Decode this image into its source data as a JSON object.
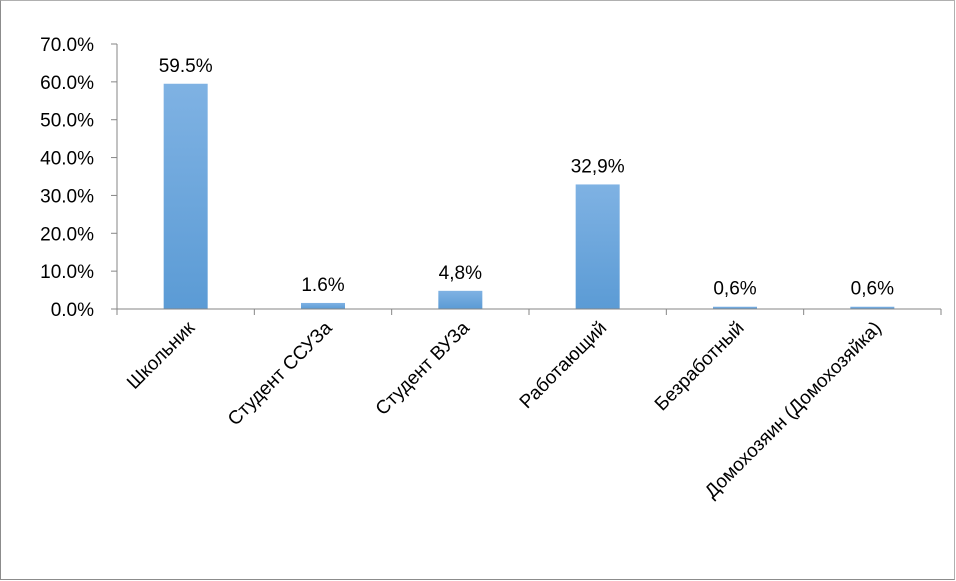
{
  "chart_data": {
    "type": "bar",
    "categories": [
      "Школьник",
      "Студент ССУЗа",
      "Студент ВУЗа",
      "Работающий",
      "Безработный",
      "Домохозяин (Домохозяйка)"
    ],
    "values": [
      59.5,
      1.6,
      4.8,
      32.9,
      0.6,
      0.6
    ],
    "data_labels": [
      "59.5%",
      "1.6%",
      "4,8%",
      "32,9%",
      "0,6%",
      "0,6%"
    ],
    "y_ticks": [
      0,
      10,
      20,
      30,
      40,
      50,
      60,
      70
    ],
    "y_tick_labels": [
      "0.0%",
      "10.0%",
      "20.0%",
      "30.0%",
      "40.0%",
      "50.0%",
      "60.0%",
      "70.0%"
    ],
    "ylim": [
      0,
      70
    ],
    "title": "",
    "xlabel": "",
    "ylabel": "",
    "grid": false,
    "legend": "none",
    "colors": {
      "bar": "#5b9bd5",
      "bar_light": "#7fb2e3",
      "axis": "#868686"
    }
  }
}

* * *

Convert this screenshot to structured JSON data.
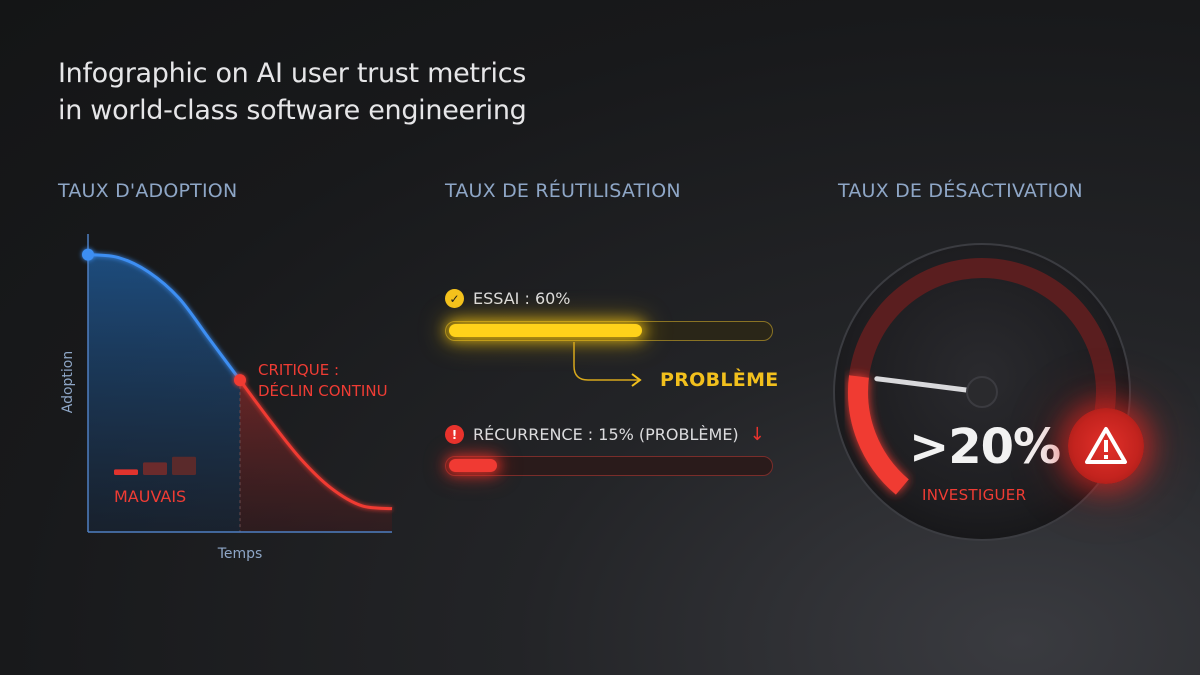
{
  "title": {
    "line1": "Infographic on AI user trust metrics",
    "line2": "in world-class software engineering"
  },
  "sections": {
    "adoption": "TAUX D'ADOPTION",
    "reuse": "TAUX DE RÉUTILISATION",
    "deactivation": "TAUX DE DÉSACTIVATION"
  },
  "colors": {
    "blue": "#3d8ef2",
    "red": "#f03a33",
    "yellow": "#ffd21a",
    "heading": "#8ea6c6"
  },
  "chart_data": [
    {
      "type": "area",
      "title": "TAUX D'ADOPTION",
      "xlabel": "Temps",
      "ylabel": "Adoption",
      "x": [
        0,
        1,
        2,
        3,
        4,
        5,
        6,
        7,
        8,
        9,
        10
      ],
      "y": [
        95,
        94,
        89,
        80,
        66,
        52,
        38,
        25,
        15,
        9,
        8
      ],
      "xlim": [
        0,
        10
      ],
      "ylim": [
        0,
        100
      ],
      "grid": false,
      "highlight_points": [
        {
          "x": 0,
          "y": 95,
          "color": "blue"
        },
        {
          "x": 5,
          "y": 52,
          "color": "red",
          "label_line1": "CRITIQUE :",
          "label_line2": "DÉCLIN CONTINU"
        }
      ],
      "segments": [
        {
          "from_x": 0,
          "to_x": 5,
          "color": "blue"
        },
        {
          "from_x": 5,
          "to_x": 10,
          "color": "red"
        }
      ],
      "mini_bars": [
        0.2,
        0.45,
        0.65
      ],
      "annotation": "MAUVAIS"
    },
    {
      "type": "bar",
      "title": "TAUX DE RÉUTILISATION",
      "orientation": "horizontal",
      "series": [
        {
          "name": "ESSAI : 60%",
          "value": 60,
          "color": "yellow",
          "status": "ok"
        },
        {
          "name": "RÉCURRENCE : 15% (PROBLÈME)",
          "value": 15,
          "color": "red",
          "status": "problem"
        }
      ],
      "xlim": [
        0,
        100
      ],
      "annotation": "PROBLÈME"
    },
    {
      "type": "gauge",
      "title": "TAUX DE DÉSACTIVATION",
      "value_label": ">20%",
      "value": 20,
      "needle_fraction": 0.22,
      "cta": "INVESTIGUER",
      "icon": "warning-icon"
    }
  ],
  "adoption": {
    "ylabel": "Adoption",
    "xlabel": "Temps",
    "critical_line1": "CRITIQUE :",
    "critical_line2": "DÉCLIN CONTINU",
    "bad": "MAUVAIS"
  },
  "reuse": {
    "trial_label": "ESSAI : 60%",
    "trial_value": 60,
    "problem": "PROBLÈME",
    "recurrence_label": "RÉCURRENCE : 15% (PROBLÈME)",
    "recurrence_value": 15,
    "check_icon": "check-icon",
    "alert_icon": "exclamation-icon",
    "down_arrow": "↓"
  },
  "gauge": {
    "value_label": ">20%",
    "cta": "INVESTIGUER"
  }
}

> Work required
Each line that holds the word "JSON" is to be copied.

> Solution for this task
Decode this image into its source data as a JSON object.
Convert this screenshot to structured JSON data.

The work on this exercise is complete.